##### INPUT MATERIAL

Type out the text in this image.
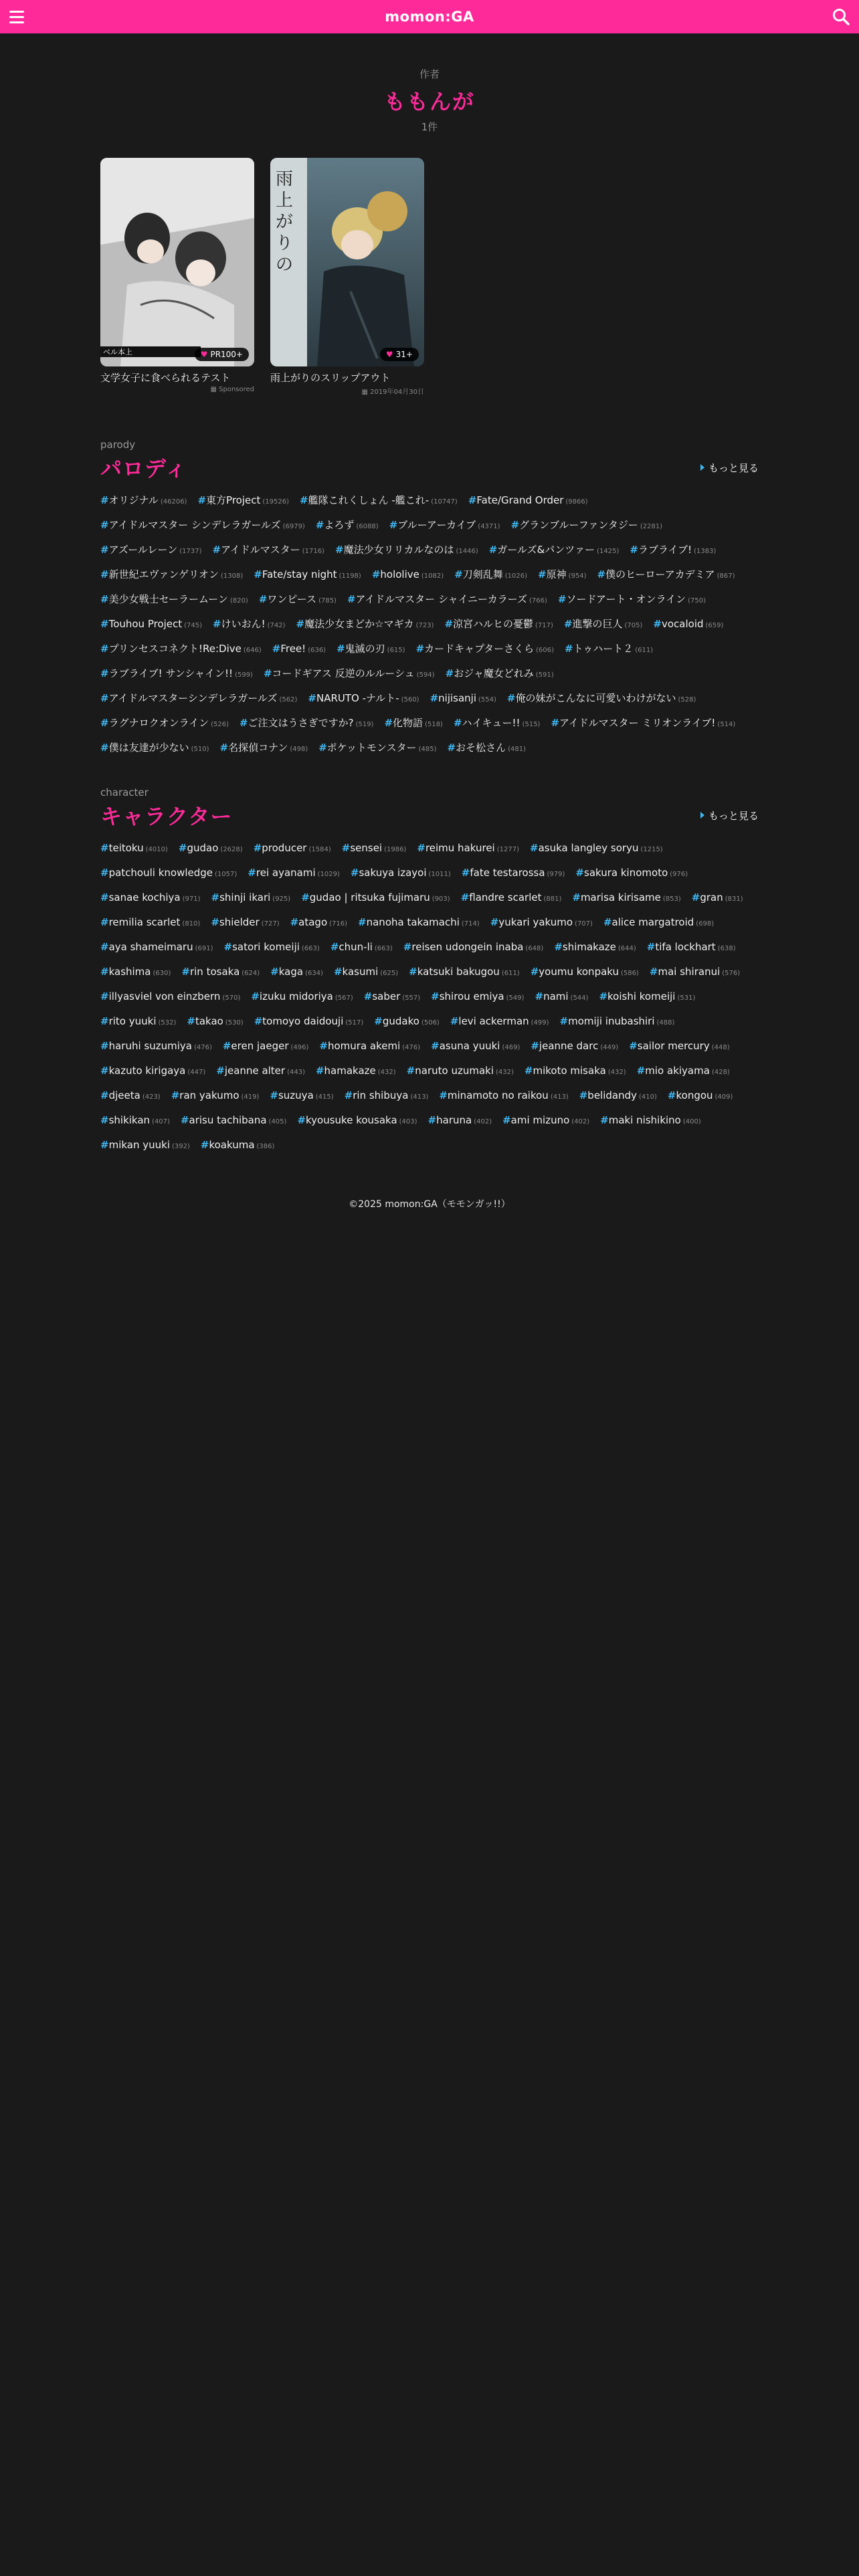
momon:GA
作者
ももんが
1件
ベル本上	♥ PR100+
文学女子に食べられるテスト
▦ Sponsored
雨
上
が
り
の
♥ 31+
雨上がりのスリップアウト
▦ 2019年04月30日
parody
パロディ	もっと見る
#オリジナル (46206) #東方Project (19526) #艦隊これくしょん -艦これ- (10747) #Fate/Grand Order (9866)
#アイドルマスター シンデレラガールズ (6979) #よろず (6088) #ブルーアーカイブ (4371) #グランブルーファンタジー (2281)
#アズールレーン (1737) #アイドルマスター (1716) #魔法少女リリカルなのは (1446) #ガールズ&パンツァー (1425) #ラブライブ! (1383)
#新世紀エヴァンゲリオン (1308) #Fate/stay night (1198) #hololive (1082) #刀剣乱舞 (1026) #原神 (954) #僕のヒーローアカデミア (867)
#美少女戦士セーラームーン (820) #ワンピース (785) #アイドルマスター シャイニーカラーズ (766) #ソードアート・オンライン (750)
#Touhou Project (745) #けいおん! (742) #魔法少女まどか☆マギカ (723) #涼宮ハルヒの憂鬱 (717) #進撃の巨人 (705) #vocaloid (659)
#プリンセスコネクト!Re:Dive (646) #Free! (636) #鬼滅の刃 (615) #カードキャプターさくら (606) #トゥハート２ (611)
#ラブライブ! サンシャイン!! (599) #コードギアス 反逆のルルーシュ (594) #おジャ魔女どれみ (591)
#アイドルマスターシンデレラガールズ (562) #NARUTO -ナルト- (560) #nijisanji (554) #俺の妹がこんなに可愛いわけがない (528)
#ラグナロクオンライン (526) #ご注文はうさぎですか? (519) #化物語 (518) #ハイキュー!! (515) #アイドルマスター ミリオンライブ! (514)
#僕は友達が少ない (510) #名探偵コナン (498) #ポケットモンスター (485) #おそ松さん (481)
character
キャラクター	もっと見る
#teitoku (4010) #gudao (2628) #producer (1584) #sensei (1986) #reimu hakurei (1277) #asuka langley soryu (1215)
#patchouli knowledge (1057) #rei ayanami (1029) #sakuya izayoi (1011) #fate testarossa (979) #sakura kinomoto (976)
#sanae kochiya (971) #shinji ikari (925) #gudao | ritsuka fujimaru (903) #flandre scarlet (881) #marisa kirisame (853) #gran (831)
#remilia scarlet (810) #shielder (727) #atago (716) #nanoha takamachi (714) #yukari yakumo (707) #alice margatroid (698)
#aya shameimaru (691) #satori komeiji (663) #chun-li (663) #reisen udongein inaba (648) #shimakaze (644) #tifa lockhart (638)
#kashima (630) #rin tosaka (624) #kaga (634) #kasumi (625) #katsuki bakugou (611) #youmu konpaku (586) #mai shiranui (576)
#illyasviel von einzbern (570) #izuku midoriya (567) #saber (557) #shirou emiya (549) #nami (544) #koishi komeiji (531)
#rito yuuki (532) #takao (530) #tomoyo daidouji (517) #gudako (506) #levi ackerman (499) #momiji inubashiri (488)
#haruhi suzumiya (476) #eren jaeger (496) #homura akemi (476) #asuna yuuki (469) #jeanne darc (449) #sailor mercury (448)
#kazuto kirigaya (447) #jeanne alter (443) #hamakaze (432) #naruto uzumaki (432) #mikoto misaka (432) #mio akiyama (428)
#djeeta (423) #ran yakumo (419) #suzuya (415) #rin shibuya (413) #minamoto no raikou (413) #belidandy (410) #kongou (409)
#shikikan (407) #arisu tachibana (405) #kyousuke kousaka (403) #haruna (402) #ami mizuno (402) #maki nishikino (400)
#mikan yuuki (392) #koakuma (386)
©2025 momon:GA（モモンガッ!!）
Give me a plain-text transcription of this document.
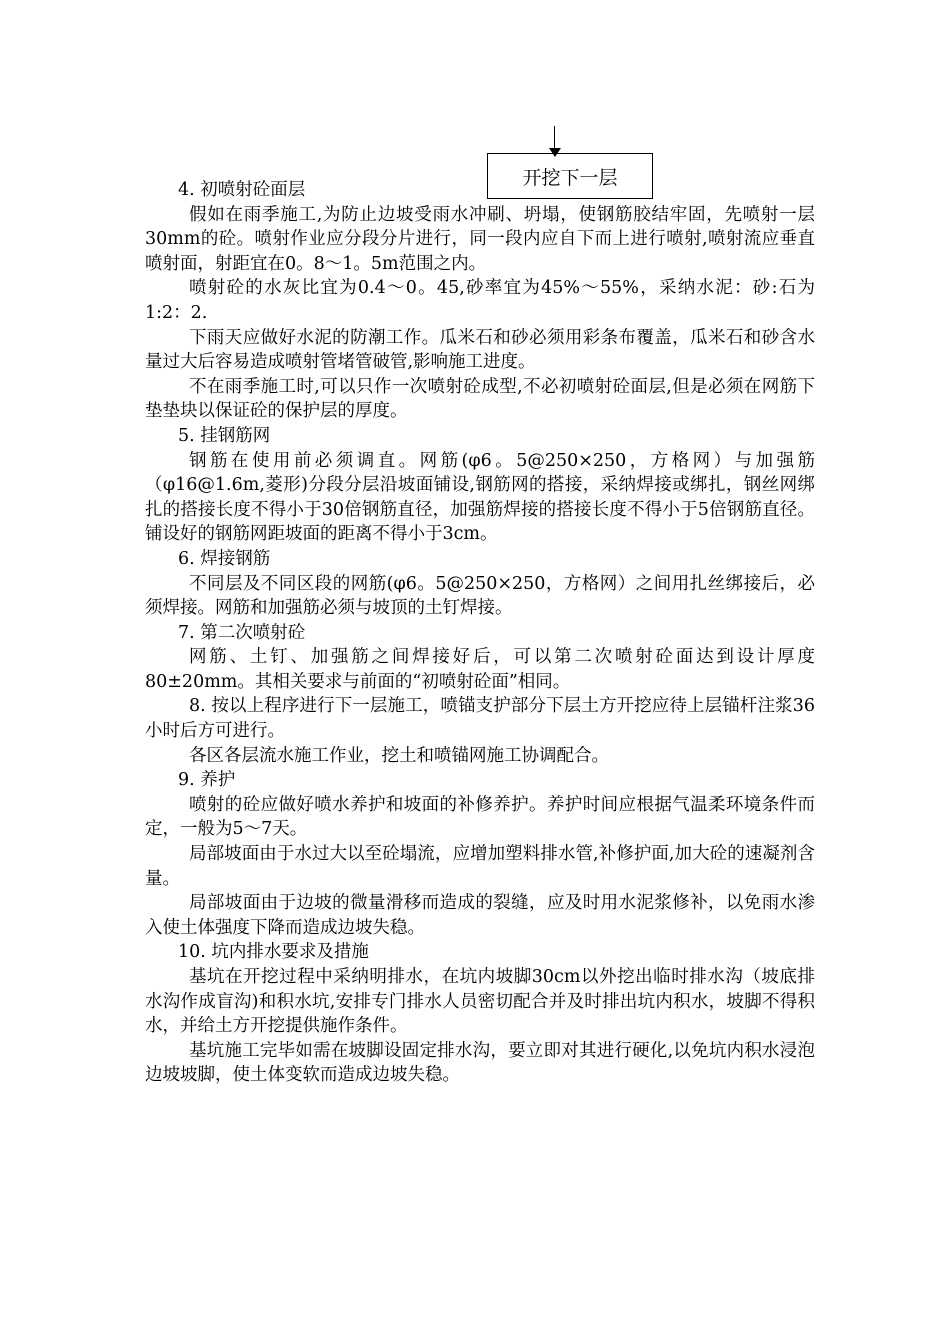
开挖下一层

4. 初喷射砼面层

假如在雨季施工,为防止边坡受雨水冲刷、坍塌，使钢筋胶结牢固，先喷射一层30mm的砼。喷射作业应分段分片进行，同一段内应自下而上进行喷射,喷射流应垂直喷射面，射距宜在0。8～1。5m范围之内。

喷射砼的水灰比宜为0.4～0。45,砂率宜为45%～55%，采纳水泥：砂:石为1:2：2.

下雨天应做好水泥的防潮工作。瓜米石和砂必须用彩条布覆盖，瓜米石和砂含水量过大后容易造成喷射管堵管破管,影响施工进度。

不在雨季施工时,可以只作一次喷射砼成型,不必初喷射砼面层,但是必须在网筋下垫垫块以保证砼的保护层的厚度。

5. 挂钢筋网

钢筋在使用前必须调直。网筋(φ6。5@250×250，方格网）与加强筋（φ16@1.6m,菱形)分段分层沿坡面铺设,钢筋网的搭接，采纳焊接或绑扎，钢丝网绑扎的搭接长度不得小于30倍钢筋直径，加强筋焊接的搭接长度不得小于5倍钢筋直径。铺设好的钢筋网距坡面的距离不得小于3cm。

6. 焊接钢筋

不同层及不同区段的网筋(φ6。5@250×250，方格网）之间用扎丝绑接后，必须焊接。网筋和加强筋必须与坡顶的土钉焊接。

7. 第二次喷射砼

网筋、土钉、加强筋之间焊接好后，可以第二次喷射砼面达到设计厚度80±20mm。其相关要求与前面的“初喷射砼面”相同。

8. 按以上程序进行下一层施工，喷锚支护部分下层土方开挖应待上层锚杆注浆36小时后方可进行。

各区各层流水施工作业，挖土和喷锚网施工协调配合。

9. 养护

喷射的砼应做好喷水养护和坡面的补修养护。养护时间应根据气温柔环境条件而定，一般为5～7天。

局部坡面由于水过大以至砼塌流，应增加塑料排水管,补修护面,加大砼的速凝剂含量。

局部坡面由于边坡的微量滑移而造成的裂缝，应及时用水泥浆修补，以免雨水渗入使土体强度下降而造成边坡失稳。

10. 坑内排水要求及措施

基坑在开挖过程中采纳明排水，在坑内坡脚30cm以外挖出临时排水沟（坡底排水沟作成盲沟)和积水坑,安排专门排水人员密切配合并及时排出坑内积水，坡脚不得积水，并给土方开挖提供施作条件。

基坑施工完毕如需在坡脚设固定排水沟，要立即对其进行硬化,以免坑内积水浸泡边坡坡脚，使土体变软而造成边坡失稳。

##########

OBJECTIVE = Starting at the line containing "Give me a plain-text", write out each line through the last one in the listing above, inclusive, and nothing else. Pictures are excluded from the copy.

EXERCISE OUTPUT =
Give me a plain-text transcription of this document.
开挖下一层

4. 初喷射砼面层

假如在雨季施工,为防止边坡受雨水冲刷、坍塌，使钢筋胶结牢固，先喷射一层30mm的砼。喷射作业应分段分片进行，同一段内应自下而上进行喷射,喷射流应垂直喷射面，射距宜在0。8～1。5m范围之内。

喷射砼的水灰比宜为0.4～0。45,砂率宜为45%～55%，采纳水泥：砂:石为1:2：2.

下雨天应做好水泥的防潮工作。瓜米石和砂必须用彩条布覆盖，瓜米石和砂含水量过大后容易造成喷射管堵管破管,影响施工进度。

不在雨季施工时,可以只作一次喷射砼成型,不必初喷射砼面层,但是必须在网筋下垫垫块以保证砼的保护层的厚度。

5. 挂钢筋网

钢筋在使用前必须调直。网筋(φ6。5@250×250，方格网）与加强筋（φ16@1.6m,菱形)分段分层沿坡面铺设,钢筋网的搭接，采纳焊接或绑扎，钢丝网绑扎的搭接长度不得小于30倍钢筋直径，加强筋焊接的搭接长度不得小于5倍钢筋直径。铺设好的钢筋网距坡面的距离不得小于3cm。

6. 焊接钢筋

不同层及不同区段的网筋(φ6。5@250×250，方格网）之间用扎丝绑接后，必须焊接。网筋和加强筋必须与坡顶的土钉焊接。

7. 第二次喷射砼

网筋、土钉、加强筋之间焊接好后，可以第二次喷射砼面达到设计厚度80±20mm。其相关要求与前面的“初喷射砼面”相同。

8. 按以上程序进行下一层施工，喷锚支护部分下层土方开挖应待上层锚杆注浆36小时后方可进行。

各区各层流水施工作业，挖土和喷锚网施工协调配合。

9. 养护

喷射的砼应做好喷水养护和坡面的补修养护。养护时间应根据气温柔环境条件而定，一般为5～7天。

局部坡面由于水过大以至砼塌流，应增加塑料排水管,补修护面,加大砼的速凝剂含量。

局部坡面由于边坡的微量滑移而造成的裂缝，应及时用水泥浆修补，以免雨水渗入使土体强度下降而造成边坡失稳。

10. 坑内排水要求及措施

基坑在开挖过程中采纳明排水，在坑内坡脚30cm以外挖出临时排水沟（坡底排水沟作成盲沟)和积水坑,安排专门排水人员密切配合并及时排出坑内积水，坡脚不得积水，并给土方开挖提供施作条件。

基坑施工完毕如需在坡脚设固定排水沟，要立即对其进行硬化,以免坑内积水浸泡边坡坡脚，使土体变软而造成边坡失稳。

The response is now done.